Exercise requirements: Output all the material that follows, exactly as given.

Records supplied:
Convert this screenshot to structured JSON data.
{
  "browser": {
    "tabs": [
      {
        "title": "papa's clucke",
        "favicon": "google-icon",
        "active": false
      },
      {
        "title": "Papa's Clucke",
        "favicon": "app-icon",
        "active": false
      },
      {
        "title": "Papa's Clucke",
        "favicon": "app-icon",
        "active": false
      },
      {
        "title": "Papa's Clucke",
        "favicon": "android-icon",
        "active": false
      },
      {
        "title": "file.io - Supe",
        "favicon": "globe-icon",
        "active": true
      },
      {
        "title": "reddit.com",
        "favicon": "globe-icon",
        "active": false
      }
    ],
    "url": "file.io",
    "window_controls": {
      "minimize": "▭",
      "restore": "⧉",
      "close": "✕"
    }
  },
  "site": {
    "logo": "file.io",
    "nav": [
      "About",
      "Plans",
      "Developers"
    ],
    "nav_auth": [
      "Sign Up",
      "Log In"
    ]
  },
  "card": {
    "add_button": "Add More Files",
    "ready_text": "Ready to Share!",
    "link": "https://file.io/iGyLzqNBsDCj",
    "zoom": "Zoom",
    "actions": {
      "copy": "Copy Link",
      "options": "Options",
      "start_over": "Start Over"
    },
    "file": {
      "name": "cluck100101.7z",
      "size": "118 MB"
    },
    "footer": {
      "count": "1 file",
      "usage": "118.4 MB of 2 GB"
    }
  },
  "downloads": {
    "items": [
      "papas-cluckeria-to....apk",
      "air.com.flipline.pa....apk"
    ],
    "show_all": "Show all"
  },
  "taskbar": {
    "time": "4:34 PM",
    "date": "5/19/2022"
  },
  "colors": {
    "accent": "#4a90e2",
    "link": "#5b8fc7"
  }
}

Written solution:
Convert this screenshot to structured JSON data.
{
  "browser": {
    "tabs": [
      {
        "title": "papa's clucke",
        "favicon": "google-icon",
        "active": false
      },
      {
        "title": "Papa's Clucke",
        "favicon": "app-icon",
        "active": false
      },
      {
        "title": "Papa's Clucke",
        "favicon": "app-icon",
        "active": false
      },
      {
        "title": "Papa's Clucke",
        "favicon": "android-icon",
        "active": false
      },
      {
        "title": "file.io - Supe",
        "favicon": "globe-icon",
        "active": true
      },
      {
        "title": "reddit.com",
        "favicon": "globe-icon",
        "active": false
      }
    ],
    "url": "file.io",
    "window_controls": {
      "minimize": "▭",
      "restore": "⧉",
      "close": "✕"
    }
  },
  "site": {
    "logo": "file.io",
    "nav": [
      "About",
      "Plans",
      "Developers"
    ],
    "nav_auth": [
      "Sign Up",
      "Log In"
    ]
  },
  "card": {
    "add_button": "Add More Files",
    "ready_text": "Ready to Share!",
    "link": "https://file.io/iGyLzqNBsDCj",
    "zoom": "Zoom",
    "actions": {
      "copy": "Copy Link",
      "options": "Options",
      "start_over": "Start Over"
    },
    "file": {
      "name": "cluck100101.7z",
      "size": "118 MB"
    },
    "footer": {
      "count": "1 file",
      "usage": "118.4 MB of 2 GB"
    }
  },
  "downloads": {
    "items": [
      "papas-cluckeria-to....apk",
      "air.com.flipline.pa....apk"
    ],
    "show_all": "Show all"
  },
  "taskbar": {
    "time": "4:34 PM",
    "date": "5/19/2022"
  },
  "colors": {
    "accent": "#4a90e2",
    "link": "#5b8fc7"
  }
}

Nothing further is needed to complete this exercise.